Entries with figure data:
## START

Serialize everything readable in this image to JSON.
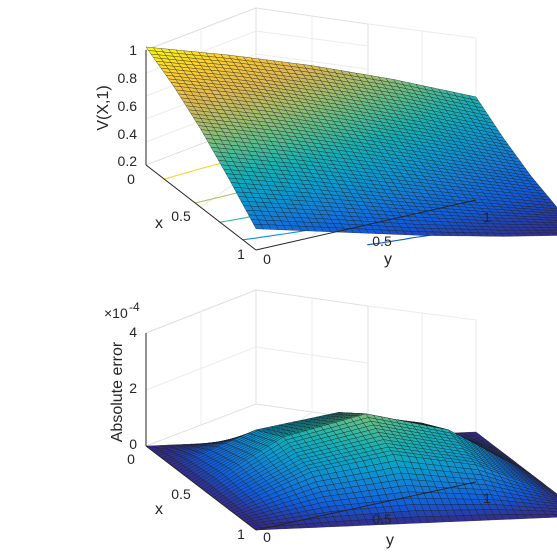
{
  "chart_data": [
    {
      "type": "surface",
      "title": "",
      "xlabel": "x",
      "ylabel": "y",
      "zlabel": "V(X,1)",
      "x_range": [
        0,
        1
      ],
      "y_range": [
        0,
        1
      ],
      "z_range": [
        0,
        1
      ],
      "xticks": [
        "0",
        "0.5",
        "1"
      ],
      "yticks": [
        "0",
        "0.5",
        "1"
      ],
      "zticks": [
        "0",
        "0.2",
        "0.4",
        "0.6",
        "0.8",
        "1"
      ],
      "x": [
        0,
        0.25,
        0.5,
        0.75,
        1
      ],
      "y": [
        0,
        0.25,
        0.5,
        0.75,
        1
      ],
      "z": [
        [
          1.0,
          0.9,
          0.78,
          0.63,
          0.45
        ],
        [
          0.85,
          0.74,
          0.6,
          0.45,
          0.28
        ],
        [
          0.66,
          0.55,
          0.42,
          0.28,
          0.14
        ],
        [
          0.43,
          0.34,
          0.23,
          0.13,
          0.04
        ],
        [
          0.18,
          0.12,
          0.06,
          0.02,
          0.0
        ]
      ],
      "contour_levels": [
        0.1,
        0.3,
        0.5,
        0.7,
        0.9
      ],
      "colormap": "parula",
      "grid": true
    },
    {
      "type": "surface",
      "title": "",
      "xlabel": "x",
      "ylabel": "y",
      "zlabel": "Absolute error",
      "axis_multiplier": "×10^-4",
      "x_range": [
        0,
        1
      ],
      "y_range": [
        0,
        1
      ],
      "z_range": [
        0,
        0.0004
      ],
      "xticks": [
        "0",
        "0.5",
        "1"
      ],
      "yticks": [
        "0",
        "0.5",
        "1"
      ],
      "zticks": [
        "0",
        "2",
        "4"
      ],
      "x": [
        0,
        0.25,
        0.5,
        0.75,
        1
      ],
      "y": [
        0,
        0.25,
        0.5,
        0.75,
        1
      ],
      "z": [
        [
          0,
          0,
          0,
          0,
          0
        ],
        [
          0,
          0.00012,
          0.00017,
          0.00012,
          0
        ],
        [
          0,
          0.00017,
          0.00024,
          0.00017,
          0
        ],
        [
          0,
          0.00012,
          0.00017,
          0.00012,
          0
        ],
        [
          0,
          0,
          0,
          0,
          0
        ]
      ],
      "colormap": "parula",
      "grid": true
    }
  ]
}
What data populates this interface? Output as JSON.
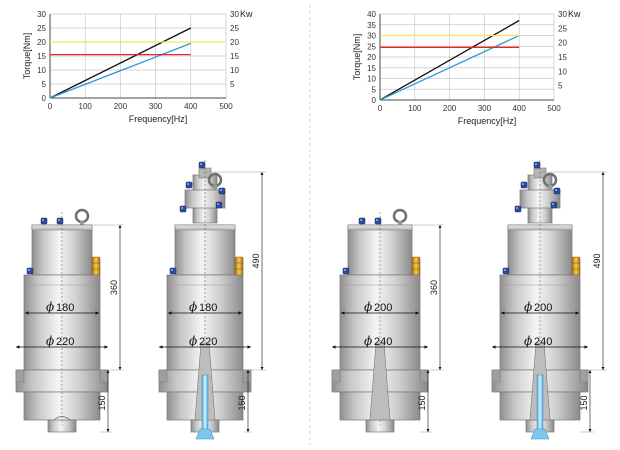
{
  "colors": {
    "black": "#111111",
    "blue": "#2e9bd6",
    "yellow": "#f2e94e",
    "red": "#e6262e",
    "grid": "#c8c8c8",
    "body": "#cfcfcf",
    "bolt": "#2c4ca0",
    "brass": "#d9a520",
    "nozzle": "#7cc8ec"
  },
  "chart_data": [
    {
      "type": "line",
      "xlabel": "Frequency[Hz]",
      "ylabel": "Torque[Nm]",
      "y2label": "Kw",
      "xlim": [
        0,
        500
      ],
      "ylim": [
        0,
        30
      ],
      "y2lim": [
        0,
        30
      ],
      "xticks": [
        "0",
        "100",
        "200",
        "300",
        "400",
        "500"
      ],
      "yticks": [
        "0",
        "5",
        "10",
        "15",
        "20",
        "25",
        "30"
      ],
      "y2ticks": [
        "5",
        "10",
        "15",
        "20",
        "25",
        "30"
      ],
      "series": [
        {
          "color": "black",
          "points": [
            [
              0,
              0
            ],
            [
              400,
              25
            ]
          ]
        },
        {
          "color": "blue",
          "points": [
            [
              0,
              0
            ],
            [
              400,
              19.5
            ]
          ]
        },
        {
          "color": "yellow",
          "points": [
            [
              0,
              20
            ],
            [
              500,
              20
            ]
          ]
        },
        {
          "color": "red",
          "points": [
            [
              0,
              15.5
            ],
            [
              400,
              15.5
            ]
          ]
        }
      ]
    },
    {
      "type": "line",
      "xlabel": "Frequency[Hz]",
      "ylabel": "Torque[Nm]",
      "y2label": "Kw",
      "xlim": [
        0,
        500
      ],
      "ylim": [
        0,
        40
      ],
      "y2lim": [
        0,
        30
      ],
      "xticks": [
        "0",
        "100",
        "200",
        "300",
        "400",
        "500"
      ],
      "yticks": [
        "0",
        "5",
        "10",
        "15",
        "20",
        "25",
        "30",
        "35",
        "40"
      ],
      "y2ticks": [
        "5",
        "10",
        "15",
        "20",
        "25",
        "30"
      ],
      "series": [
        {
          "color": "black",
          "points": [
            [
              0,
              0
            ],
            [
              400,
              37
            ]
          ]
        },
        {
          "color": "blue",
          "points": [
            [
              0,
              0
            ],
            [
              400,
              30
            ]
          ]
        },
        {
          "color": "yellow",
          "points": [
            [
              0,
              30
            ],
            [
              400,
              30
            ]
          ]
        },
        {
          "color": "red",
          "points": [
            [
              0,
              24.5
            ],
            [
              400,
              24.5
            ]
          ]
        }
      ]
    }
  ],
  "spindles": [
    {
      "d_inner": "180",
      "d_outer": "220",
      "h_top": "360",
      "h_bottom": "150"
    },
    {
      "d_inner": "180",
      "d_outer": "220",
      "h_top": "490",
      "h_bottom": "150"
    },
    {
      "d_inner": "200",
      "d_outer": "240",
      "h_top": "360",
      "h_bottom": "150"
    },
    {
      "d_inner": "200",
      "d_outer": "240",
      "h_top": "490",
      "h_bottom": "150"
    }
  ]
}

## END

● TASK BRIEF
Repeat the material above verbatim. Leave the pictures behind.

● EXPECTED ANSWER
Serialize everything readable in this image to JSON.
{
  "chart_data": [
    {
      "type": "surface",
      "title": "",
      "xlabel": "x",
      "ylabel": "y",
      "zlabel": "V(X,1)",
      "x_range": [
        0,
        1
      ],
      "y_range": [
        0,
        1
      ],
      "z_range": [
        0,
        1
      ],
      "xticks": [
        "0",
        "0.5",
        "1"
      ],
      "yticks": [
        "0",
        "0.5",
        "1"
      ],
      "zticks": [
        "0",
        "0.2",
        "0.4",
        "0.6",
        "0.8",
        "1"
      ],
      "x": [
        0,
        0.25,
        0.5,
        0.75,
        1
      ],
      "y": [
        0,
        0.25,
        0.5,
        0.75,
        1
      ],
      "z": [
        [
          1.0,
          0.9,
          0.78,
          0.63,
          0.45
        ],
        [
          0.85,
          0.74,
          0.6,
          0.45,
          0.28
        ],
        [
          0.66,
          0.55,
          0.42,
          0.28,
          0.14
        ],
        [
          0.43,
          0.34,
          0.23,
          0.13,
          0.04
        ],
        [
          0.18,
          0.12,
          0.06,
          0.02,
          0.0
        ]
      ],
      "contour_levels": [
        0.1,
        0.3,
        0.5,
        0.7,
        0.9
      ],
      "colormap": "parula",
      "grid": true
    },
    {
      "type": "surface",
      "title": "",
      "xlabel": "x",
      "ylabel": "y",
      "zlabel": "Absolute error",
      "axis_multiplier": "×10^-4",
      "x_range": [
        0,
        1
      ],
      "y_range": [
        0,
        1
      ],
      "z_range": [
        0,
        0.0004
      ],
      "xticks": [
        "0",
        "0.5",
        "1"
      ],
      "yticks": [
        "0",
        "0.5",
        "1"
      ],
      "zticks": [
        "0",
        "2",
        "4"
      ],
      "x": [
        0,
        0.25,
        0.5,
        0.75,
        1
      ],
      "y": [
        0,
        0.25,
        0.5,
        0.75,
        1
      ],
      "z": [
        [
          0,
          0,
          0,
          0,
          0
        ],
        [
          0,
          0.00012,
          0.00017,
          0.00012,
          0
        ],
        [
          0,
          0.00017,
          0.00024,
          0.00017,
          0
        ],
        [
          0,
          0.00012,
          0.00017,
          0.00012,
          0
        ],
        [
          0,
          0,
          0,
          0,
          0
        ]
      ],
      "colormap": "parula",
      "grid": true
    }
  ]
}
What data populates this interface? Output as JSON.
{
  "colors": {
    "black": "#111111",
    "blue": "#2e9bd6",
    "yellow": "#f2e94e",
    "red": "#e6262e",
    "grid": "#c8c8c8",
    "body": "#cfcfcf",
    "bolt": "#2c4ca0",
    "brass": "#d9a520",
    "nozzle": "#7cc8ec"
  },
  "chart_data": [
    {
      "type": "line",
      "xlabel": "Frequency[Hz]",
      "ylabel": "Torque[Nm]",
      "y2label": "Kw",
      "xlim": [
        0,
        500
      ],
      "ylim": [
        0,
        30
      ],
      "y2lim": [
        0,
        30
      ],
      "xticks": [
        "0",
        "100",
        "200",
        "300",
        "400",
        "500"
      ],
      "yticks": [
        "0",
        "5",
        "10",
        "15",
        "20",
        "25",
        "30"
      ],
      "y2ticks": [
        "5",
        "10",
        "15",
        "20",
        "25",
        "30"
      ],
      "series": [
        {
          "color": "black",
          "points": [
            [
              0,
              0
            ],
            [
              400,
              25
            ]
          ]
        },
        {
          "color": "blue",
          "points": [
            [
              0,
              0
            ],
            [
              400,
              19.5
            ]
          ]
        },
        {
          "color": "yellow",
          "points": [
            [
              0,
              20
            ],
            [
              500,
              20
            ]
          ]
        },
        {
          "color": "red",
          "points": [
            [
              0,
              15.5
            ],
            [
              400,
              15.5
            ]
          ]
        }
      ]
    },
    {
      "type": "line",
      "xlabel": "Frequency[Hz]",
      "ylabel": "Torque[Nm]",
      "y2label": "Kw",
      "xlim": [
        0,
        500
      ],
      "ylim": [
        0,
        40
      ],
      "y2lim": [
        0,
        30
      ],
      "xticks": [
        "0",
        "100",
        "200",
        "300",
        "400",
        "500"
      ],
      "yticks": [
        "0",
        "5",
        "10",
        "15",
        "20",
        "25",
        "30",
        "35",
        "40"
      ],
      "y2ticks": [
        "5",
        "10",
        "15",
        "20",
        "25",
        "30"
      ],
      "series": [
        {
          "color": "black",
          "points": [
            [
              0,
              0
            ],
            [
              400,
              37
            ]
          ]
        },
        {
          "color": "blue",
          "points": [
            [
              0,
              0
            ],
            [
              400,
              30
            ]
          ]
        },
        {
          "color": "yellow",
          "points": [
            [
              0,
              30
            ],
            [
              400,
              30
            ]
          ]
        },
        {
          "color": "red",
          "points": [
            [
              0,
              24.5
            ],
            [
              400,
              24.5
            ]
          ]
        }
      ]
    }
  ],
  "spindles": [
    {
      "d_inner": "180",
      "d_outer": "220",
      "h_top": "360",
      "h_bottom": "150"
    },
    {
      "d_inner": "180",
      "d_outer": "220",
      "h_top": "490",
      "h_bottom": "150"
    },
    {
      "d_inner": "200",
      "d_outer": "240",
      "h_top": "360",
      "h_bottom": "150"
    },
    {
      "d_inner": "200",
      "d_outer": "240",
      "h_top": "490",
      "h_bottom": "150"
    }
  ]
}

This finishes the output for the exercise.